| Work required |
Transcribe all of the data exactly. Omit the pictures.

| Records for processing |
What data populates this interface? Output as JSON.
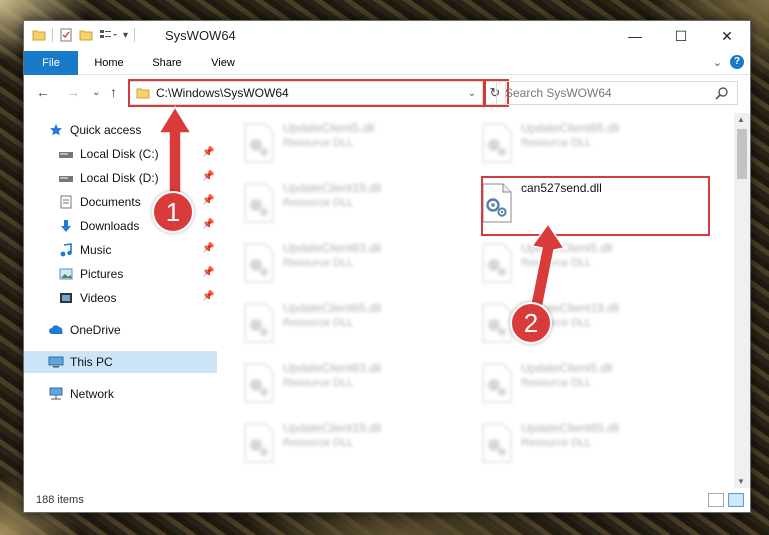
{
  "window": {
    "title": "SysWOW64",
    "controls": {
      "minimize": "—",
      "maximize": "☐",
      "close": "✕"
    }
  },
  "ribbon": {
    "tabs": [
      "File",
      "Home",
      "Share",
      "View"
    ],
    "expand_chevron": "⌄",
    "help": "?"
  },
  "address_bar": {
    "path": "C:\\Windows\\SysWOW64",
    "dropdown": "⌄",
    "refresh": "↻"
  },
  "search": {
    "placeholder": "Search SysWOW64"
  },
  "nav_pane": {
    "items": [
      {
        "label": "Quick access",
        "icon": "star-icon",
        "pinned": false
      },
      {
        "label": "Local Disk (C:)",
        "icon": "drive-icon",
        "pinned": true
      },
      {
        "label": "Local Disk (D:)",
        "icon": "drive-icon",
        "pinned": true
      },
      {
        "label": "Documents",
        "icon": "documents-icon",
        "pinned": true
      },
      {
        "label": "Downloads",
        "icon": "download-icon",
        "pinned": true
      },
      {
        "label": "Music",
        "icon": "music-icon",
        "pinned": true
      },
      {
        "label": "Pictures",
        "icon": "pictures-icon",
        "pinned": true
      },
      {
        "label": "Videos",
        "icon": "videos-icon",
        "pinned": true
      },
      {
        "label": "OneDrive",
        "icon": "cloud-icon",
        "pinned": false
      },
      {
        "label": "This PC",
        "icon": "pc-icon",
        "pinned": false,
        "selected": true
      },
      {
        "label": "Network",
        "icon": "network-icon",
        "pinned": false
      }
    ]
  },
  "files": {
    "left_column": [
      {
        "name": "UpdateClient5.dll",
        "type": "Resource DLL"
      },
      {
        "name": "UpdateClient19.dll",
        "type": "Resource DLL"
      },
      {
        "name": "UpdateClient63.dll",
        "type": "Resource DLL"
      },
      {
        "name": "UpdateClient65.dll",
        "type": "Resource DLL"
      },
      {
        "name": "UpdateClient63.dll",
        "type": "Resource DLL"
      },
      {
        "name": "UpdateClient19.dll",
        "type": "Resource DLL"
      }
    ],
    "right_column": [
      {
        "name": "UpdateClient65.dll",
        "type": "Resource DLL"
      },
      {
        "name": "can527send.dll",
        "type": ""
      },
      {
        "name": "UpdateClient5.dll",
        "type": "Resource DLL"
      },
      {
        "name": "UpdateClient19.dll",
        "type": "Resource DLL"
      },
      {
        "name": "UpdateClient5.dll",
        "type": "Resource DLL"
      },
      {
        "name": "UpdateClient65.dll",
        "type": "Resource DLL"
      }
    ]
  },
  "status_bar": {
    "item_count": "188 items"
  },
  "annotations": {
    "step1": "1",
    "step2": "2",
    "color": "#d93a3a"
  }
}
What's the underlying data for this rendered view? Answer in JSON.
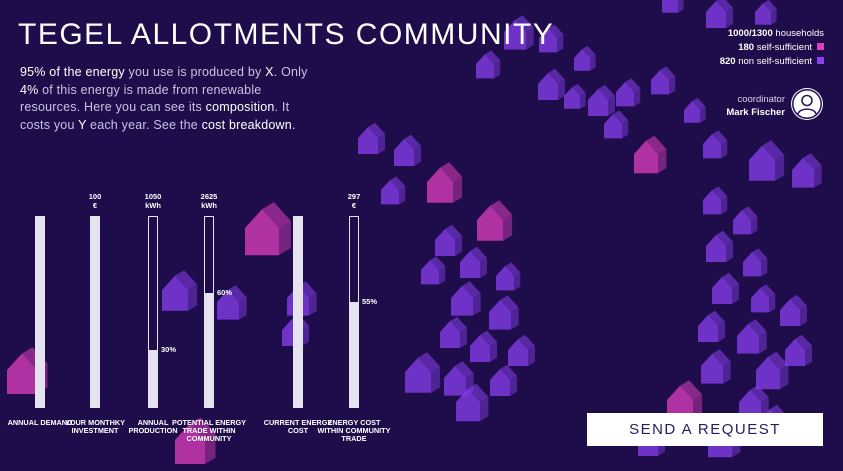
{
  "header": {
    "title": "TEGEL ALLOTMENTS COMMUNITY"
  },
  "intro": {
    "p1": "95% of the energy",
    "p2": " you use is produced by ",
    "p3": "X",
    "p4": ". Only ",
    "p5": "4%",
    "p6": " of this energy is made from renewable resources. Here you can see its ",
    "p7": "composition",
    "p8": ". It costs you ",
    "p9": "Y",
    "p10": " each year. See the ",
    "p11": "cost breakdown",
    "p12": "."
  },
  "stats": {
    "households_count": "1000/1300",
    "households_label": " households",
    "self_count": "180",
    "self_label": " self-sufficient",
    "self_color": "#e23fc0",
    "non_count": "820",
    "non_label": " non self-sufficient",
    "non_color": "#8a3ff0"
  },
  "coordinator": {
    "label": "coordinator",
    "name": "Mark Fischer",
    "icon": "user-avatar-icon"
  },
  "metrics": [
    {
      "label": "ANNUAL DEMAND",
      "value": "",
      "fill": 1.0,
      "pct": ""
    },
    {
      "label": "YOUR MONTHKY INVESTMENT",
      "value": "100\n€",
      "fill": 1.0,
      "pct": ""
    },
    {
      "label": "ANNUAL PRODUCTION",
      "value": "1050\nkWh",
      "fill": 0.3,
      "pct": "30%"
    },
    {
      "label": "POTENTIAL ENERGY TRADE WITHIN COMMUNITY",
      "value": "2625\nkWh",
      "fill": 0.6,
      "pct": "60%"
    },
    {
      "label": "CURRENT ENERGY COST",
      "value": "",
      "fill": 1.0,
      "pct": ""
    },
    {
      "label": "ENERGY COST WITHIN COMMUNITY TRADE",
      "value": "297\n€",
      "fill": 0.55,
      "pct": "55%"
    }
  ],
  "actions": {
    "send_label": "SEND A REQUEST"
  },
  "colors": {
    "background": "#1e0d4a",
    "house_purple": "#8a3ff0",
    "house_magenta": "#e23fc0",
    "bar": "#e6e3f0"
  }
}
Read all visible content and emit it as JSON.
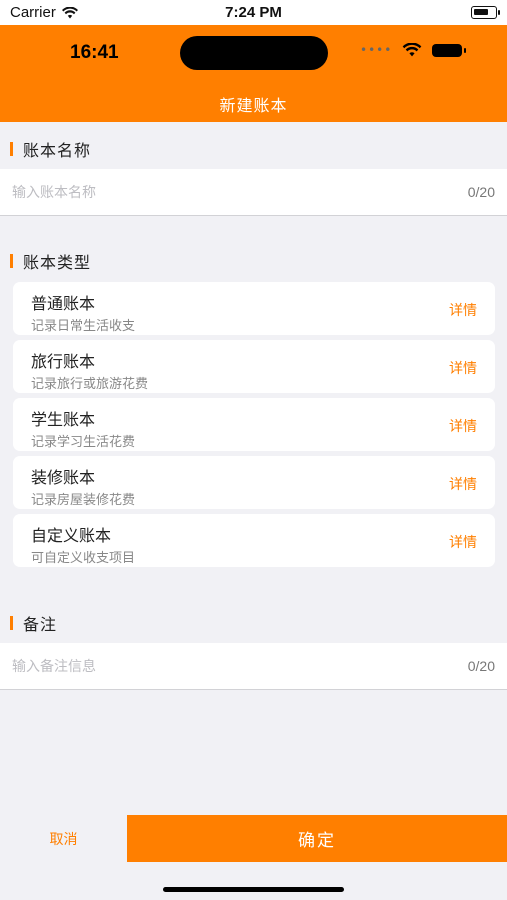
{
  "sim_status": {
    "carrier": "Carrier",
    "time": "7:24 PM",
    "wifi_icon": "wifi-icon",
    "battery_icon": "battery-icon"
  },
  "device_status": {
    "time": "16:41",
    "signal_icon": "cellular-signal-icon",
    "wifi_icon": "wifi-icon",
    "battery_icon": "battery-icon"
  },
  "header": {
    "title": "新建账本"
  },
  "name_section": {
    "label": "账本名称",
    "placeholder": "输入账本名称",
    "value": "",
    "counter": "0/20"
  },
  "type_section": {
    "label": "账本类型",
    "items": [
      {
        "name": "普通账本",
        "desc": "记录日常生活收支",
        "detail": "详情"
      },
      {
        "name": "旅行账本",
        "desc": "记录旅行或旅游花费",
        "detail": "详情"
      },
      {
        "name": "学生账本",
        "desc": "记录学习生活花费",
        "detail": "详情"
      },
      {
        "name": "装修账本",
        "desc": "记录房屋装修花费",
        "detail": "详情"
      },
      {
        "name": "自定义账本",
        "desc": "可自定义收支项目",
        "detail": "详情"
      }
    ]
  },
  "note_section": {
    "label": "备注",
    "placeholder": "输入备注信息",
    "value": "",
    "counter": "0/20"
  },
  "footer": {
    "cancel_label": "取消",
    "confirm_label": "确定"
  },
  "colors": {
    "accent": "#ff7f00",
    "background": "#f1f1f5",
    "card": "#ffffff"
  }
}
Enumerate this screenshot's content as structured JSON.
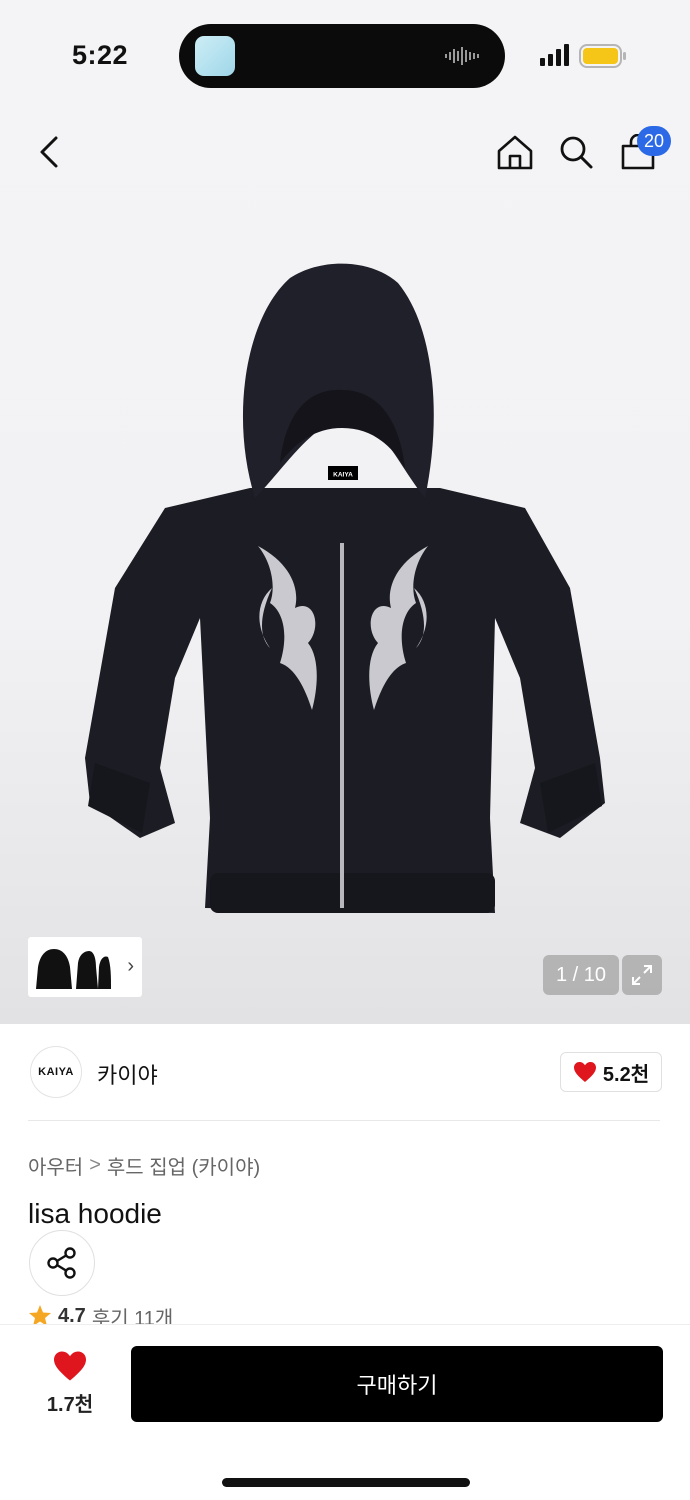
{
  "status_bar": {
    "time": "5:22",
    "battery_color": "#f5c518"
  },
  "nav": {
    "back_icon": "chevron-left-icon",
    "home_icon": "home-icon",
    "search_icon": "search-icon",
    "cart_icon": "shopping-bag-icon",
    "cart_count": "20",
    "badge_color": "#2c69e6"
  },
  "gallery": {
    "page_indicator": "1 / 10",
    "thumb_chevron": "›",
    "hoodie_logo": "KAIYA"
  },
  "brand": {
    "logo_text": "KAIYA",
    "name": "카이야",
    "likes": "5.2천",
    "heart_color": "#e0161e"
  },
  "breadcrumb": {
    "category": "아우터",
    "separator": ">",
    "subcategory": "후드 집업 (카이야)"
  },
  "product": {
    "title": "lisa hoodie",
    "rating": "4.7",
    "reviews": "후기 11개",
    "star_color": "#f5a623"
  },
  "bottom_bar": {
    "wish_count": "1.7천",
    "buy_label": "구매하기"
  }
}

| Answer to this problem |
What data populates this interface? Output as JSON.
{
  "window": {
    "title": "SysWOW64",
    "controls": {
      "minimize": "—",
      "maximize": "☐",
      "close": "✕"
    }
  },
  "ribbon": {
    "tabs": [
      "File",
      "Home",
      "Share",
      "View"
    ],
    "expand_chevron": "⌄",
    "help": "?"
  },
  "address_bar": {
    "path": "C:\\Windows\\SysWOW64",
    "dropdown": "⌄",
    "refresh": "↻"
  },
  "search": {
    "placeholder": "Search SysWOW64"
  },
  "nav_pane": {
    "items": [
      {
        "label": "Quick access",
        "icon": "star-icon",
        "pinned": false
      },
      {
        "label": "Local Disk (C:)",
        "icon": "drive-icon",
        "pinned": true
      },
      {
        "label": "Local Disk (D:)",
        "icon": "drive-icon",
        "pinned": true
      },
      {
        "label": "Documents",
        "icon": "documents-icon",
        "pinned": true
      },
      {
        "label": "Downloads",
        "icon": "download-icon",
        "pinned": true
      },
      {
        "label": "Music",
        "icon": "music-icon",
        "pinned": true
      },
      {
        "label": "Pictures",
        "icon": "pictures-icon",
        "pinned": true
      },
      {
        "label": "Videos",
        "icon": "videos-icon",
        "pinned": true
      },
      {
        "label": "OneDrive",
        "icon": "cloud-icon",
        "pinned": false
      },
      {
        "label": "This PC",
        "icon": "pc-icon",
        "pinned": false,
        "selected": true
      },
      {
        "label": "Network",
        "icon": "network-icon",
        "pinned": false
      }
    ]
  },
  "files": {
    "left_column": [
      {
        "name": "UpdateClient5.dll",
        "type": "Resource DLL"
      },
      {
        "name": "UpdateClient19.dll",
        "type": "Resource DLL"
      },
      {
        "name": "UpdateClient63.dll",
        "type": "Resource DLL"
      },
      {
        "name": "UpdateClient65.dll",
        "type": "Resource DLL"
      },
      {
        "name": "UpdateClient63.dll",
        "type": "Resource DLL"
      },
      {
        "name": "UpdateClient19.dll",
        "type": "Resource DLL"
      }
    ],
    "right_column": [
      {
        "name": "UpdateClient65.dll",
        "type": "Resource DLL"
      },
      {
        "name": "can527send.dll",
        "type": ""
      },
      {
        "name": "UpdateClient5.dll",
        "type": "Resource DLL"
      },
      {
        "name": "UpdateClient19.dll",
        "type": "Resource DLL"
      },
      {
        "name": "UpdateClient5.dll",
        "type": "Resource DLL"
      },
      {
        "name": "UpdateClient65.dll",
        "type": "Resource DLL"
      }
    ]
  },
  "status_bar": {
    "item_count": "188 items"
  },
  "annotations": {
    "step1": "1",
    "step2": "2",
    "color": "#d93a3a"
  }
}
What's the underlying data for this rendered view? Answer in JSON.
{
  "header": {
    "title": "TEGEL ALLOTMENTS COMMUNITY"
  },
  "intro": {
    "p1": "95% of the energy",
    "p2": " you use is produced by ",
    "p3": "X",
    "p4": ". Only ",
    "p5": "4%",
    "p6": " of this energy is made from renewable resources. Here you can see its ",
    "p7": "composition",
    "p8": ". It costs you ",
    "p9": "Y",
    "p10": " each year. See the ",
    "p11": "cost breakdown",
    "p12": "."
  },
  "stats": {
    "households_count": "1000/1300",
    "households_label": " households",
    "self_count": "180",
    "self_label": " self-sufficient",
    "self_color": "#e23fc0",
    "non_count": "820",
    "non_label": " non self-sufficient",
    "non_color": "#8a3ff0"
  },
  "coordinator": {
    "label": "coordinator",
    "name": "Mark Fischer",
    "icon": "user-avatar-icon"
  },
  "metrics": [
    {
      "label": "ANNUAL DEMAND",
      "value": "",
      "fill": 1.0,
      "pct": ""
    },
    {
      "label": "YOUR MONTHKY INVESTMENT",
      "value": "100\n€",
      "fill": 1.0,
      "pct": ""
    },
    {
      "label": "ANNUAL PRODUCTION",
      "value": "1050\nkWh",
      "fill": 0.3,
      "pct": "30%"
    },
    {
      "label": "POTENTIAL ENERGY TRADE WITHIN COMMUNITY",
      "value": "2625\nkWh",
      "fill": 0.6,
      "pct": "60%"
    },
    {
      "label": "CURRENT ENERGY COST",
      "value": "",
      "fill": 1.0,
      "pct": ""
    },
    {
      "label": "ENERGY COST WITHIN COMMUNITY TRADE",
      "value": "297\n€",
      "fill": 0.55,
      "pct": "55%"
    }
  ],
  "actions": {
    "send_label": "SEND A REQUEST"
  },
  "colors": {
    "background": "#1e0d4a",
    "house_purple": "#8a3ff0",
    "house_magenta": "#e23fc0",
    "bar": "#e6e3f0"
  }
}
Read all visible content and emit it as JSON.
{
  "sim_status": {
    "carrier": "Carrier",
    "time": "7:24 PM",
    "wifi_icon": "wifi-icon",
    "battery_icon": "battery-icon"
  },
  "device_status": {
    "time": "16:41",
    "signal_icon": "cellular-signal-icon",
    "wifi_icon": "wifi-icon",
    "battery_icon": "battery-icon"
  },
  "header": {
    "title": "新建账本"
  },
  "name_section": {
    "label": "账本名称",
    "placeholder": "输入账本名称",
    "value": "",
    "counter": "0/20"
  },
  "type_section": {
    "label": "账本类型",
    "items": [
      {
        "name": "普通账本",
        "desc": "记录日常生活收支",
        "detail": "详情"
      },
      {
        "name": "旅行账本",
        "desc": "记录旅行或旅游花费",
        "detail": "详情"
      },
      {
        "name": "学生账本",
        "desc": "记录学习生活花费",
        "detail": "详情"
      },
      {
        "name": "装修账本",
        "desc": "记录房屋装修花费",
        "detail": "详情"
      },
      {
        "name": "自定义账本",
        "desc": "可自定义收支项目",
        "detail": "详情"
      }
    ]
  },
  "note_section": {
    "label": "备注",
    "placeholder": "输入备注信息",
    "value": "",
    "counter": "0/20"
  },
  "footer": {
    "cancel_label": "取消",
    "confirm_label": "确定"
  },
  "colors": {
    "accent": "#ff7f00",
    "background": "#f1f1f5",
    "card": "#ffffff"
  }
}
Enumerate this screenshot's content as structured JSON.
{
  "status_bar": {
    "time": "5:22",
    "battery_color": "#f5c518"
  },
  "nav": {
    "back_icon": "chevron-left-icon",
    "home_icon": "home-icon",
    "search_icon": "search-icon",
    "cart_icon": "shopping-bag-icon",
    "cart_count": "20",
    "badge_color": "#2c69e6"
  },
  "gallery": {
    "page_indicator": "1 / 10",
    "thumb_chevron": "›",
    "hoodie_logo": "KAIYA"
  },
  "brand": {
    "logo_text": "KAIYA",
    "name": "카이야",
    "likes": "5.2천",
    "heart_color": "#e0161e"
  },
  "breadcrumb": {
    "category": "아우터",
    "separator": ">",
    "subcategory": "후드 집업 (카이야)"
  },
  "product": {
    "title": "lisa hoodie",
    "rating": "4.7",
    "reviews": "후기 11개",
    "star_color": "#f5a623"
  },
  "bottom_bar": {
    "wish_count": "1.7천",
    "buy_label": "구매하기"
  }
}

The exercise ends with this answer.